REQUIREMENTS> In the material below, the lines containing the word "марта" are required; copy each of them.

Stored data
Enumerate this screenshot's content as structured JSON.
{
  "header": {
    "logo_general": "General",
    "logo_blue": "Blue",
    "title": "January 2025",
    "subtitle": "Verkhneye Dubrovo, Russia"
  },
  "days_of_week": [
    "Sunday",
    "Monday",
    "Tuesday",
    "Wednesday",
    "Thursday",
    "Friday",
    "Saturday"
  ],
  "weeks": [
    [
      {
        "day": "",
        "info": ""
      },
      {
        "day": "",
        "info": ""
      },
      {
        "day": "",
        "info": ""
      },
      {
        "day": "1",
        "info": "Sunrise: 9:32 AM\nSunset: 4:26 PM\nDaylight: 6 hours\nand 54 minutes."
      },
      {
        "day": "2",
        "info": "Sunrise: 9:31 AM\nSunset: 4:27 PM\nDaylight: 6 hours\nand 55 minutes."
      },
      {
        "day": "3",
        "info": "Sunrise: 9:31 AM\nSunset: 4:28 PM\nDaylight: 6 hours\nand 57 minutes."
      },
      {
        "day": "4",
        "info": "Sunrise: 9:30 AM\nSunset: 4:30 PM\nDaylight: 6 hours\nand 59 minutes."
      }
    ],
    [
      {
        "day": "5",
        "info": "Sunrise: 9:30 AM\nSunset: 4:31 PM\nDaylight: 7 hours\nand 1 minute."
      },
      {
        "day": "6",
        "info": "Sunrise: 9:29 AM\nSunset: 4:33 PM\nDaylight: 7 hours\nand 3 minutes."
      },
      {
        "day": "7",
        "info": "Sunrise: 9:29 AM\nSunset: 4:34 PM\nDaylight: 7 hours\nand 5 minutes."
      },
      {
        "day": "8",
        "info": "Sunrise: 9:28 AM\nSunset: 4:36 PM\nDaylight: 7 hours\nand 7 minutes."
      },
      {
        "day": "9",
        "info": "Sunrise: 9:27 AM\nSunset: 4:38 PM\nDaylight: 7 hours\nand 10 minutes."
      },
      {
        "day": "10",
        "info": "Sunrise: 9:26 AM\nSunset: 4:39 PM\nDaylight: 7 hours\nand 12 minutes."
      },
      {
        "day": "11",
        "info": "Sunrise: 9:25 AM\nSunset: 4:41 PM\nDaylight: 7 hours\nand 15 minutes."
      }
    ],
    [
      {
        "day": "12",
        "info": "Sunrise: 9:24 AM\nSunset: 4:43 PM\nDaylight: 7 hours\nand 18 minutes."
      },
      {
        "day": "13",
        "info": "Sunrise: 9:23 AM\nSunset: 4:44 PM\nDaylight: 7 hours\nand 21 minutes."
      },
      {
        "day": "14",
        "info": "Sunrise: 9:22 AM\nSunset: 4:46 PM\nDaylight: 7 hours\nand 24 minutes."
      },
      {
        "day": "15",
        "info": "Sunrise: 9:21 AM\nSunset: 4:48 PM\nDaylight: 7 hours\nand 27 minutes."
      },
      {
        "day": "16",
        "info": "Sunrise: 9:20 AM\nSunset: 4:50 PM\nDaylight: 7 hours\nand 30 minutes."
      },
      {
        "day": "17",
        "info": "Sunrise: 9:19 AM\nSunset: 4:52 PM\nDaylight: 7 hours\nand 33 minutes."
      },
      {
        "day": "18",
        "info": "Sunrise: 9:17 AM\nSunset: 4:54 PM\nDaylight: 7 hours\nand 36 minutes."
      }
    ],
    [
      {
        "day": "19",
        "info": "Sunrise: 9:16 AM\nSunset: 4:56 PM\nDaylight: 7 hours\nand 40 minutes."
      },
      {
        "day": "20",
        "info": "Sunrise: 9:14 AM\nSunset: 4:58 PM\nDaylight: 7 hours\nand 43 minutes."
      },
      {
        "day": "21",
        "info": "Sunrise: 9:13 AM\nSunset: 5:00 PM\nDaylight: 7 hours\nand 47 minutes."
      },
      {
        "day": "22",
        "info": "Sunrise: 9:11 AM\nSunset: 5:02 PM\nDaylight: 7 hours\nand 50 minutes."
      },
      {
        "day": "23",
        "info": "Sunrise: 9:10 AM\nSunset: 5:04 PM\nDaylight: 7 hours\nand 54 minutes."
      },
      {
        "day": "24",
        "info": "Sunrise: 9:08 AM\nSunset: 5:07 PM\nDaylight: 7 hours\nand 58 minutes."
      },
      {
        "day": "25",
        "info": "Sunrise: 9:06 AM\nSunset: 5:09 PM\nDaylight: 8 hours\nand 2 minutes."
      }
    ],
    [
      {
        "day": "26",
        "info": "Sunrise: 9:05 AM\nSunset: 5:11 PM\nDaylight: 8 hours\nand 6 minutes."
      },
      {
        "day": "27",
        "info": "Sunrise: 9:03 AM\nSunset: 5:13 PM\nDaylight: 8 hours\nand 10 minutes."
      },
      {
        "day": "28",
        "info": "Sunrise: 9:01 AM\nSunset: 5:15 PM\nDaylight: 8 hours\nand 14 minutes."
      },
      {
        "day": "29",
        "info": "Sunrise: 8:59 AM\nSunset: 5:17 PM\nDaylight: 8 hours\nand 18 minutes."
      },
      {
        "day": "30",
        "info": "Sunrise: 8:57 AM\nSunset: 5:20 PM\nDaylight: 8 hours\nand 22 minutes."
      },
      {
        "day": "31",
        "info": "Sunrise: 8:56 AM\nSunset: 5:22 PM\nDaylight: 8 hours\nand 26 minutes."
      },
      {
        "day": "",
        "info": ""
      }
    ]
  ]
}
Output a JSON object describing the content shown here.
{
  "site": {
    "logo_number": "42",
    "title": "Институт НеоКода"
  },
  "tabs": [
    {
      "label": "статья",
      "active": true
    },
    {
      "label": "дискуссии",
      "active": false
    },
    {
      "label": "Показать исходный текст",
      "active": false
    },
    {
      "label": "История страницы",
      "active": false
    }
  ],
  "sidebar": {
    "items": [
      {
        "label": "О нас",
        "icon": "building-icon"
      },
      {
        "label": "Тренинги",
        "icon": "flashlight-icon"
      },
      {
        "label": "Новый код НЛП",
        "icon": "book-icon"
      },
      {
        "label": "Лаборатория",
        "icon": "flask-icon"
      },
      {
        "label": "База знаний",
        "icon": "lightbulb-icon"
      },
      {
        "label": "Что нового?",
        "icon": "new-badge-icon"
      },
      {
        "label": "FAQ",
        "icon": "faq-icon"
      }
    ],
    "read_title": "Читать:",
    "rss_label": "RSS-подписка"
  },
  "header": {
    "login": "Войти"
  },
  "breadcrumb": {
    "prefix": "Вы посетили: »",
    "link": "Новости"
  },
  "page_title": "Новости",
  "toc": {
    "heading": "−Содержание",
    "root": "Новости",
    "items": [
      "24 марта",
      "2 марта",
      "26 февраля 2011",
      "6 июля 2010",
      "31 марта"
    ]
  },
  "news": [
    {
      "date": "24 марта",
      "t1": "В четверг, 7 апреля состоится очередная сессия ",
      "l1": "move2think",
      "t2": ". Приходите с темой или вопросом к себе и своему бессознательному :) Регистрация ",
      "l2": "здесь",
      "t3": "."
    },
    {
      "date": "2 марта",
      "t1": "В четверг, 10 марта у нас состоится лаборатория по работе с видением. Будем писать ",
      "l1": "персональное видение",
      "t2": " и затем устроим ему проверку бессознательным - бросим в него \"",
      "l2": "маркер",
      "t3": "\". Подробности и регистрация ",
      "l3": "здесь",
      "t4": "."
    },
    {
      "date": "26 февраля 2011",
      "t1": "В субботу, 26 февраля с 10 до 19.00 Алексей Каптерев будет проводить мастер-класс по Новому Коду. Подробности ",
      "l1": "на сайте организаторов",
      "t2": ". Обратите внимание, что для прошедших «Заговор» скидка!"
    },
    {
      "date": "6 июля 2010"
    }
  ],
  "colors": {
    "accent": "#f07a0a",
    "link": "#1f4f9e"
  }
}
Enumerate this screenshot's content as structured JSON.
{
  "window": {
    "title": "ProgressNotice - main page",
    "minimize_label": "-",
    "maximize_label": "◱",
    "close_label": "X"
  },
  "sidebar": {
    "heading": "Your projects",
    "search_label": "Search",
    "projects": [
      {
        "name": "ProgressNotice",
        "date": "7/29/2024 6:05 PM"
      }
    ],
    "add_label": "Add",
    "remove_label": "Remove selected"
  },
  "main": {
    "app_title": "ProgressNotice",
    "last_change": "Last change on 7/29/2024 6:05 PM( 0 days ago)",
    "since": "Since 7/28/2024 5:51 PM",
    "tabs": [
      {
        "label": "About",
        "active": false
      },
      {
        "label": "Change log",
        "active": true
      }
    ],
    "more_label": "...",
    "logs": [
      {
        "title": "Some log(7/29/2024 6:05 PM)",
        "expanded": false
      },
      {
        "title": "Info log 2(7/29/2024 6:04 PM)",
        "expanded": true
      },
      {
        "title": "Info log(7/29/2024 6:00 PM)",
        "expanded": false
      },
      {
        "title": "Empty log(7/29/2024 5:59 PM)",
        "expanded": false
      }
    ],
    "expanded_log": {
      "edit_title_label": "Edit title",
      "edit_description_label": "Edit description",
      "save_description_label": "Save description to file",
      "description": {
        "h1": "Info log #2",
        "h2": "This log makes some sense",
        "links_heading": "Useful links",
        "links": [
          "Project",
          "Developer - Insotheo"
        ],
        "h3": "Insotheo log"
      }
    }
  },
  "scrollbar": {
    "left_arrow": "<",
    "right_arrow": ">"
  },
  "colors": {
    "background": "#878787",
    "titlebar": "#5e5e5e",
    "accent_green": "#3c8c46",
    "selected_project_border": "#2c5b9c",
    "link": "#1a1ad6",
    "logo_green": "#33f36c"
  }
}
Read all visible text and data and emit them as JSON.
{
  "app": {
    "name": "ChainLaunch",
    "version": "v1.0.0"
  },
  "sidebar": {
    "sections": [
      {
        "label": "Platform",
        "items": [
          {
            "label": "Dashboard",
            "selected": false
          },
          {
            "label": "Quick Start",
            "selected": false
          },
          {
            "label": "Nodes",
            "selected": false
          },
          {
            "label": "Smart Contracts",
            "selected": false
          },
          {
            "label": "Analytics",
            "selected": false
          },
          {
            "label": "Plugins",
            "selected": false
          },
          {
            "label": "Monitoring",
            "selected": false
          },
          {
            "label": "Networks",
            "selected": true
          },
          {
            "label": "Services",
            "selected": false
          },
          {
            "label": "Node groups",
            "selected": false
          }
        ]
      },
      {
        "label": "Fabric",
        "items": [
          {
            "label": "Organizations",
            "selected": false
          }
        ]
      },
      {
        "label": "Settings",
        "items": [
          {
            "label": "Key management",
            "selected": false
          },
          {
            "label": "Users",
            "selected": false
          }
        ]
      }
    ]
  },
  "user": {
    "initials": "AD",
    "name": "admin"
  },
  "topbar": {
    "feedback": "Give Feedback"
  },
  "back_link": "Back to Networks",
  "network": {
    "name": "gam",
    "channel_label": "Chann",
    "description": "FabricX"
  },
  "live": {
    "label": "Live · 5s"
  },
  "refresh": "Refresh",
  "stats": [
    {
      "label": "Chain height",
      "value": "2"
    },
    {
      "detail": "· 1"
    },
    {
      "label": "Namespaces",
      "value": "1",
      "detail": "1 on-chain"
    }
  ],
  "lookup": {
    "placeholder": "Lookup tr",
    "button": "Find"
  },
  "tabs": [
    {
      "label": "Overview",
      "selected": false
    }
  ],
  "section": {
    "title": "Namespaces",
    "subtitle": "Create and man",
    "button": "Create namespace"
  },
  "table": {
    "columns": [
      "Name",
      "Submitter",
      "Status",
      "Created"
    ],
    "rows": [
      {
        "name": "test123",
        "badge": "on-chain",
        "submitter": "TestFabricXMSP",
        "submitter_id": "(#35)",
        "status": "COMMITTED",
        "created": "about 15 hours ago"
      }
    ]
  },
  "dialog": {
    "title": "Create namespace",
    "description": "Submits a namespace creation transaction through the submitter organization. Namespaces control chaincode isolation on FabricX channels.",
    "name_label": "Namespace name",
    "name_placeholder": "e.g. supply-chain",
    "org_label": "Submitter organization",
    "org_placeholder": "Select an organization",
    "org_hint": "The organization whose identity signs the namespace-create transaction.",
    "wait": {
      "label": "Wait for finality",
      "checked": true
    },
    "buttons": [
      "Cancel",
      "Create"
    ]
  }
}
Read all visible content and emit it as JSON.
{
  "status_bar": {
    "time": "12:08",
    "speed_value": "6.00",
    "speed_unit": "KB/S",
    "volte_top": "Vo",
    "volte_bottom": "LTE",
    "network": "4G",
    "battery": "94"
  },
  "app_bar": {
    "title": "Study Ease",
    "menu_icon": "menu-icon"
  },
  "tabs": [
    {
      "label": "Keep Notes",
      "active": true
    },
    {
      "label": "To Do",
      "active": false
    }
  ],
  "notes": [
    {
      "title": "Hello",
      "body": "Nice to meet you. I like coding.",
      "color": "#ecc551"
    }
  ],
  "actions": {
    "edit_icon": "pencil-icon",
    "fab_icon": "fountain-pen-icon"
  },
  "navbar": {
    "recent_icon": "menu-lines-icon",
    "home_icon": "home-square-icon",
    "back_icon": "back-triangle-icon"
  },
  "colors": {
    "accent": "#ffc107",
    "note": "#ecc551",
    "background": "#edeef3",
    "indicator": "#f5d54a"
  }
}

FULL ANSWER>
      "24 марта",
      "2 марта",
      "31 марта"
      "date": "24 марта",
      "date": "2 марта",
      "t1": "В четверг, 10 марта у нас состоится лаборатория по работе с видением. Будем писать ",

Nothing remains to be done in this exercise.